▶ _Direction_
Filter the records below and copy every line containing the word "pctWwage".

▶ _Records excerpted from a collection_

[start]

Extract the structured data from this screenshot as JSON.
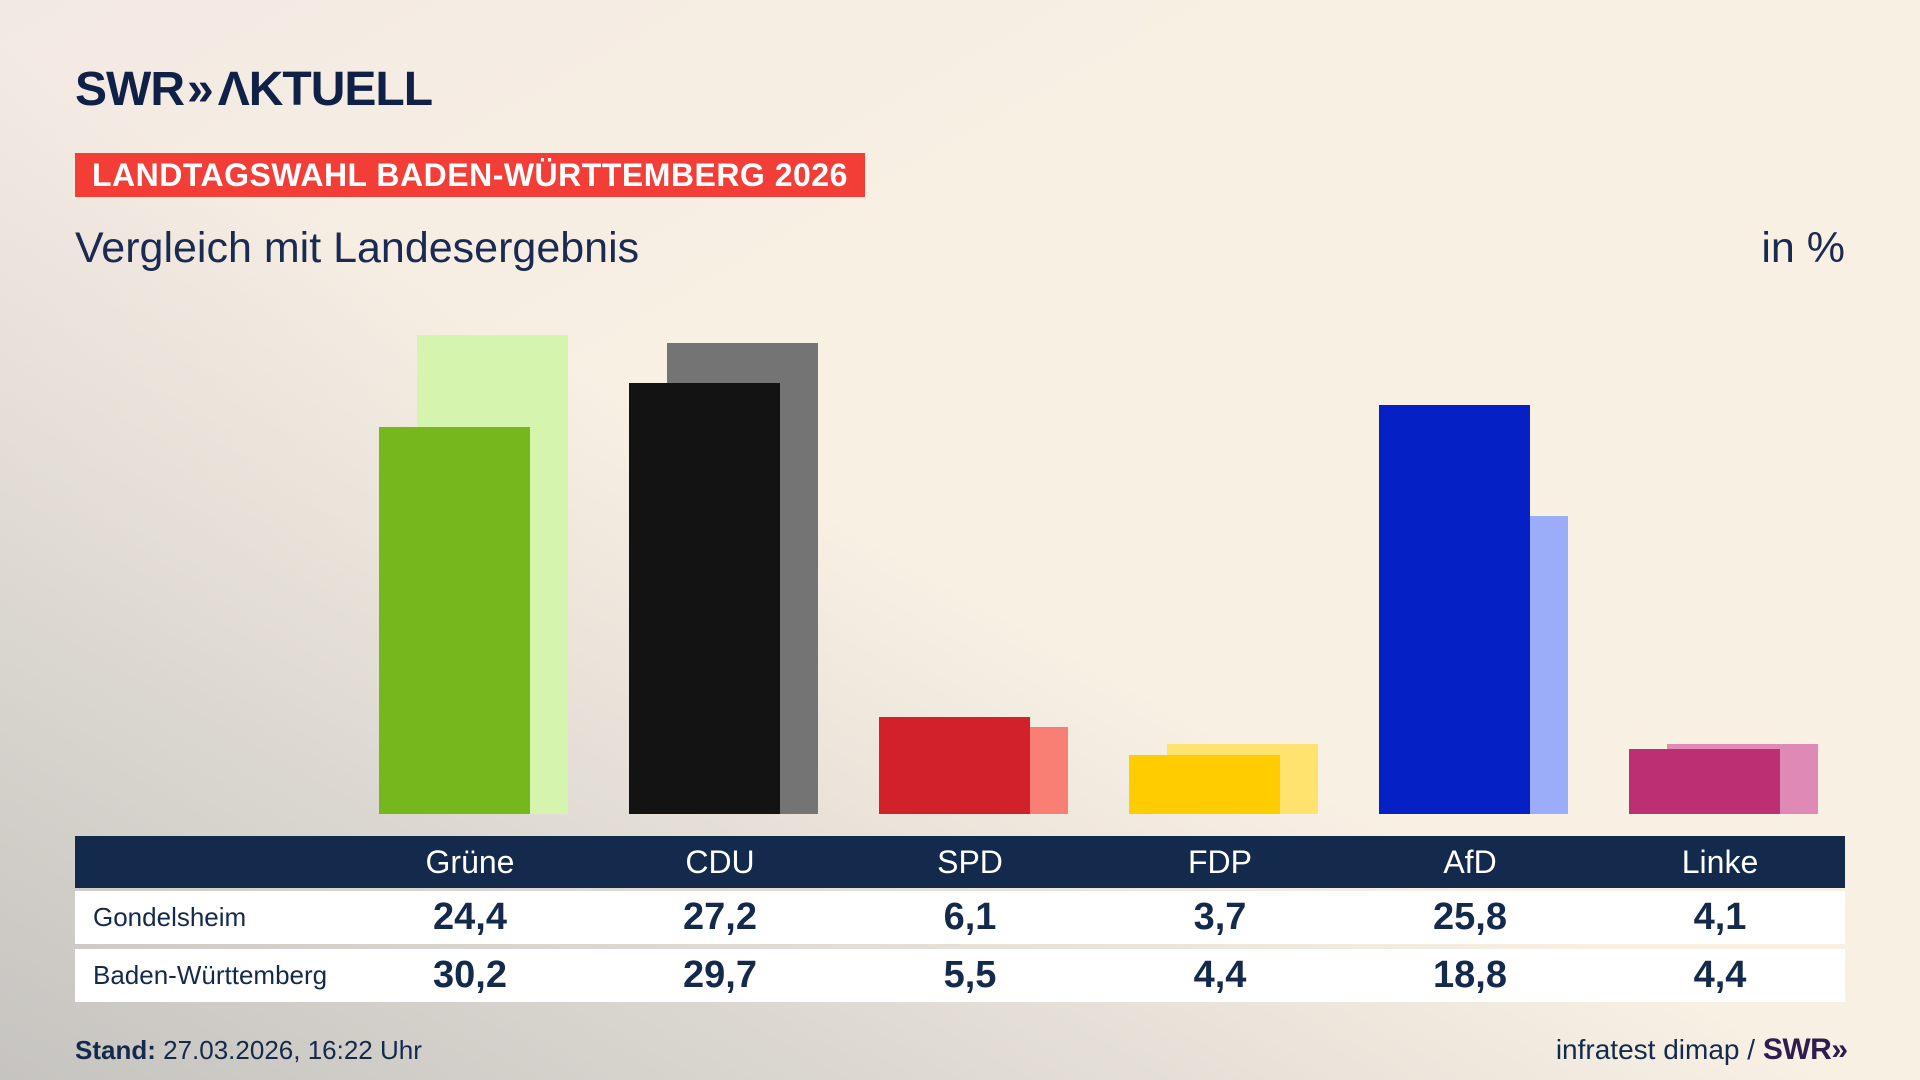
{
  "brand": {
    "logo_swr": "SWR",
    "logo_chevrons": "»",
    "logo_aktuell": "ΛKTUELL"
  },
  "banner": {
    "text": "LANDTAGSWAHL BADEN-WÜRTTEMBERG 2026",
    "bg_color": "#f23e36"
  },
  "title": "Vergleich mit Landesergebnis",
  "unit_label": "in %",
  "chart_data": {
    "type": "bar",
    "title": "Vergleich mit Landesergebnis",
    "unit": "in %",
    "categories": [
      "Grüne",
      "CDU",
      "SPD",
      "FDP",
      "AfD",
      "Linke"
    ],
    "series": [
      {
        "name": "Gondelsheim",
        "values": [
          24.4,
          27.2,
          6.1,
          3.7,
          25.8,
          4.1
        ],
        "colors": [
          "#77b71e",
          "#131313",
          "#d3212b",
          "#ffcc00",
          "#0520c5",
          "#bc3073"
        ]
      },
      {
        "name": "Baden-Württemberg",
        "values": [
          30.2,
          29.7,
          5.5,
          4.4,
          18.8,
          4.4
        ],
        "colors": [
          "#d5f4ae",
          "#747474",
          "#f97e73",
          "#ffe36e",
          "#9badf9",
          "#de89b6"
        ]
      }
    ],
    "ylim": [
      0,
      31
    ],
    "grid": false,
    "bar_style": "overlapping-pairs, state result offset behind municipal result",
    "legend_position": "table-below-chart"
  },
  "table": {
    "header": [
      "Grüne",
      "CDU",
      "SPD",
      "FDP",
      "AfD",
      "Linke"
    ],
    "rows": [
      {
        "label": "Gondelsheim",
        "values": [
          "24,4",
          "27,2",
          "6,1",
          "3,7",
          "25,8",
          "4,1"
        ]
      },
      {
        "label": "Baden-Württemberg",
        "values": [
          "30,2",
          "29,7",
          "5,5",
          "4,4",
          "18,8",
          "4,4"
        ]
      }
    ]
  },
  "footer": {
    "stand_label": "Stand:",
    "stand_value": " 27.03.2026, 16:22 Uhr",
    "source_text": "infratest dimap / ",
    "source_brand_swr": "SWR",
    "source_brand_chevrons": "»"
  },
  "colors": {
    "background": "#f8f0e3",
    "navy": "#142a4d",
    "banner_red": "#f23e36",
    "table_row_bg": "#ffffff",
    "footer_brand_purple": "#311c4e"
  }
}
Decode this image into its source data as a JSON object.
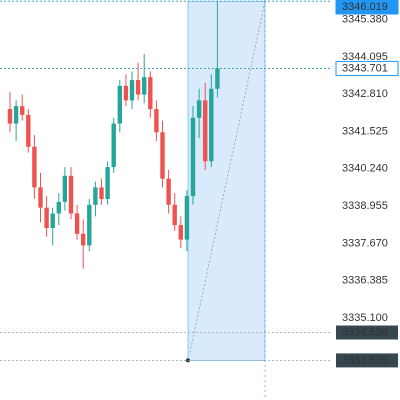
{
  "chart_data": {
    "type": "candlestick",
    "colors": {
      "up": "#26a69a",
      "down": "#ef5350",
      "highlight": "#2196f3",
      "range": "#37474f",
      "shade": "#cfe6fb"
    },
    "ylim": [
      3332.27,
      3346.06
    ],
    "yticks": [
      {
        "value": 3345.38,
        "label": "3345.380"
      },
      3344.095,
      {
        "value": 3342.81,
        "label": "3342.810"
      },
      3341.525,
      {
        "value": 3340.24,
        "label": "3340.240"
      },
      3338.955,
      {
        "value": 3337.67,
        "label": "3337.670"
      },
      3336.385,
      {
        "value": 3335.1,
        "label": "3335.100"
      }
    ],
    "highlight_levels": [
      3346.019,
      3343.701
    ],
    "range_levels": [
      3334.596,
      3333.635
    ],
    "candles": [
      {
        "open": 3342.3,
        "high": 3342.9,
        "low": 3341.5,
        "close": 3341.8
      },
      {
        "open": 3341.8,
        "high": 3342.6,
        "low": 3341.2,
        "close": 3342.4
      },
      {
        "open": 3342.4,
        "high": 3342.8,
        "low": 3341.9,
        "close": 3342.1
      },
      {
        "open": 3342.1,
        "high": 3342.3,
        "low": 3340.8,
        "close": 3341.0
      },
      {
        "open": 3341.0,
        "high": 3341.4,
        "low": 3339.2,
        "close": 3339.6
      },
      {
        "open": 3339.6,
        "high": 3340.1,
        "low": 3338.4,
        "close": 3338.9
      },
      {
        "open": 3338.9,
        "high": 3339.3,
        "low": 3337.9,
        "close": 3338.2
      },
      {
        "open": 3338.2,
        "high": 3338.9,
        "low": 3337.6,
        "close": 3338.7
      },
      {
        "open": 3338.7,
        "high": 3339.4,
        "low": 3338.3,
        "close": 3339.1
      },
      {
        "open": 3339.1,
        "high": 3340.3,
        "low": 3338.8,
        "close": 3340.0
      },
      {
        "open": 3340.0,
        "high": 3340.3,
        "low": 3338.5,
        "close": 3338.7
      },
      {
        "open": 3338.7,
        "high": 3339.0,
        "low": 3337.8,
        "close": 3338.0
      },
      {
        "open": 3338.0,
        "high": 3338.5,
        "low": 3336.8,
        "close": 3337.6
      },
      {
        "open": 3337.6,
        "high": 3339.2,
        "low": 3337.4,
        "close": 3339.0
      },
      {
        "open": 3339.0,
        "high": 3339.8,
        "low": 3338.6,
        "close": 3339.6
      },
      {
        "open": 3339.6,
        "high": 3339.9,
        "low": 3339.0,
        "close": 3339.2
      },
      {
        "open": 3339.2,
        "high": 3340.5,
        "low": 3339.0,
        "close": 3340.3
      },
      {
        "open": 3340.3,
        "high": 3342.0,
        "low": 3340.1,
        "close": 3341.8
      },
      {
        "open": 3341.8,
        "high": 3343.3,
        "low": 3341.5,
        "close": 3343.1
      },
      {
        "open": 3343.1,
        "high": 3343.5,
        "low": 3342.4,
        "close": 3342.6
      },
      {
        "open": 3342.6,
        "high": 3343.6,
        "low": 3342.3,
        "close": 3343.3
      },
      {
        "open": 3343.3,
        "high": 3343.9,
        "low": 3342.6,
        "close": 3342.8
      },
      {
        "open": 3342.8,
        "high": 3344.2,
        "low": 3342.5,
        "close": 3343.4
      },
      {
        "open": 3343.4,
        "high": 3343.6,
        "low": 3342.0,
        "close": 3342.3
      },
      {
        "open": 3342.3,
        "high": 3342.6,
        "low": 3341.2,
        "close": 3341.5
      },
      {
        "open": 3341.5,
        "high": 3341.9,
        "low": 3339.6,
        "close": 3339.9
      },
      {
        "open": 3339.9,
        "high": 3340.2,
        "low": 3338.7,
        "close": 3339.0
      },
      {
        "open": 3339.0,
        "high": 3339.4,
        "low": 3338.1,
        "close": 3338.3
      },
      {
        "open": 3338.3,
        "high": 3338.6,
        "low": 3337.5,
        "close": 3337.8
      },
      {
        "open": 3337.8,
        "high": 3339.5,
        "low": 3337.4,
        "close": 3339.3
      },
      {
        "open": 3339.3,
        "high": 3342.4,
        "low": 3339.0,
        "close": 3342.0
      },
      {
        "open": 3342.0,
        "high": 3343.0,
        "low": 3341.3,
        "close": 3342.6
      },
      {
        "open": 3342.6,
        "high": 3343.2,
        "low": 3340.2,
        "close": 3340.5
      },
      {
        "open": 3340.5,
        "high": 3343.5,
        "low": 3340.3,
        "close": 3343.0
      },
      {
        "open": 3343.0,
        "high": 3346.0,
        "low": 3342.7,
        "close": 3343.7
      }
    ]
  }
}
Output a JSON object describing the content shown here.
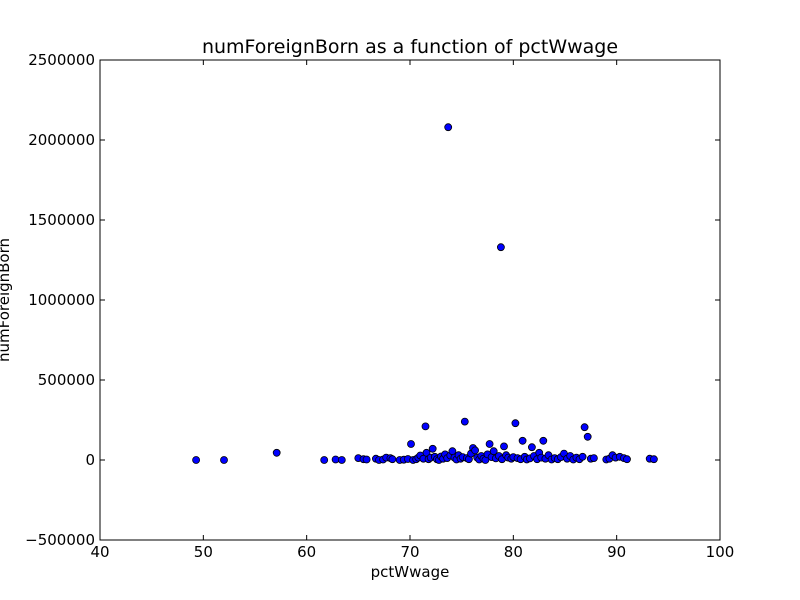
{
  "chart_data": {
    "type": "scatter",
    "title": "numForeignBorn as a function of pctWwage",
    "xlabel": "pctWwage",
    "ylabel": "numForeignBorn",
    "xlim": [
      40,
      100
    ],
    "ylim": [
      -500000,
      2500000
    ],
    "xticks": [
      "40",
      "50",
      "60",
      "70",
      "80",
      "90",
      "100"
    ],
    "yticks": [
      "−500000",
      "0",
      "500000",
      "1000000",
      "1500000",
      "2000000",
      "2500000"
    ],
    "grid": false,
    "point_color": "#0000ff",
    "points": [
      [
        49.3,
        0
      ],
      [
        52.0,
        0
      ],
      [
        57.1,
        45000
      ],
      [
        61.7,
        0
      ],
      [
        62.8,
        3000
      ],
      [
        63.4,
        0
      ],
      [
        65.0,
        12000
      ],
      [
        65.5,
        5000
      ],
      [
        65.8,
        3000
      ],
      [
        66.7,
        8000
      ],
      [
        67.0,
        0
      ],
      [
        67.4,
        3000
      ],
      [
        67.7,
        15000
      ],
      [
        68.1,
        12000
      ],
      [
        68.3,
        5000
      ],
      [
        69.0,
        0
      ],
      [
        69.4,
        2000
      ],
      [
        69.8,
        6000
      ],
      [
        70.1,
        100000
      ],
      [
        70.3,
        0
      ],
      [
        70.6,
        5000
      ],
      [
        70.8,
        15000
      ],
      [
        71.0,
        28000
      ],
      [
        71.3,
        8000
      ],
      [
        71.5,
        210000
      ],
      [
        71.6,
        45000
      ],
      [
        71.8,
        5000
      ],
      [
        72.0,
        15000
      ],
      [
        72.2,
        70000
      ],
      [
        72.4,
        20000
      ],
      [
        72.6,
        5000
      ],
      [
        72.8,
        0
      ],
      [
        73.0,
        22000
      ],
      [
        73.2,
        8000
      ],
      [
        73.4,
        35000
      ],
      [
        73.6,
        12000
      ],
      [
        73.7,
        2080000
      ],
      [
        73.9,
        28000
      ],
      [
        74.1,
        55000
      ],
      [
        74.3,
        15000
      ],
      [
        74.5,
        3000
      ],
      [
        74.7,
        30000
      ],
      [
        74.9,
        8000
      ],
      [
        75.1,
        18000
      ],
      [
        75.3,
        240000
      ],
      [
        75.5,
        12000
      ],
      [
        75.7,
        5000
      ],
      [
        75.9,
        40000
      ],
      [
        76.1,
        75000
      ],
      [
        76.3,
        60000
      ],
      [
        76.5,
        15000
      ],
      [
        76.7,
        3000
      ],
      [
        76.9,
        25000
      ],
      [
        77.1,
        8000
      ],
      [
        77.3,
        0
      ],
      [
        77.5,
        35000
      ],
      [
        77.7,
        100000
      ],
      [
        77.9,
        18000
      ],
      [
        78.1,
        55000
      ],
      [
        78.3,
        10000
      ],
      [
        78.6,
        25000
      ],
      [
        78.8,
        1330000
      ],
      [
        78.9,
        5000
      ],
      [
        79.1,
        85000
      ],
      [
        79.3,
        30000
      ],
      [
        79.5,
        15000
      ],
      [
        79.8,
        8000
      ],
      [
        80.0,
        18000
      ],
      [
        80.2,
        230000
      ],
      [
        80.4,
        12000
      ],
      [
        80.7,
        5000
      ],
      [
        80.9,
        120000
      ],
      [
        81.1,
        20000
      ],
      [
        81.3,
        3000
      ],
      [
        81.6,
        10000
      ],
      [
        81.8,
        80000
      ],
      [
        82.0,
        25000
      ],
      [
        82.3,
        5000
      ],
      [
        82.5,
        45000
      ],
      [
        82.7,
        15000
      ],
      [
        82.9,
        120000
      ],
      [
        83.1,
        8000
      ],
      [
        83.4,
        30000
      ],
      [
        83.7,
        3000
      ],
      [
        84.0,
        12000
      ],
      [
        84.3,
        5000
      ],
      [
        84.6,
        18000
      ],
      [
        84.9,
        40000
      ],
      [
        85.2,
        8000
      ],
      [
        85.5,
        25000
      ],
      [
        85.8,
        3000
      ],
      [
        86.1,
        15000
      ],
      [
        86.4,
        5000
      ],
      [
        86.7,
        20000
      ],
      [
        86.9,
        205000
      ],
      [
        87.2,
        145000
      ],
      [
        87.5,
        8000
      ],
      [
        87.8,
        12000
      ],
      [
        89.0,
        3000
      ],
      [
        89.3,
        8000
      ],
      [
        89.6,
        30000
      ],
      [
        89.9,
        15000
      ],
      [
        90.3,
        20000
      ],
      [
        90.7,
        12000
      ],
      [
        91.0,
        5000
      ],
      [
        93.2,
        8000
      ],
      [
        93.6,
        5000
      ]
    ]
  }
}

[end]

▶ _The answer_
    "title": "numForeignBorn as a function of pctWwage",
    "xlabel": "pctWwage",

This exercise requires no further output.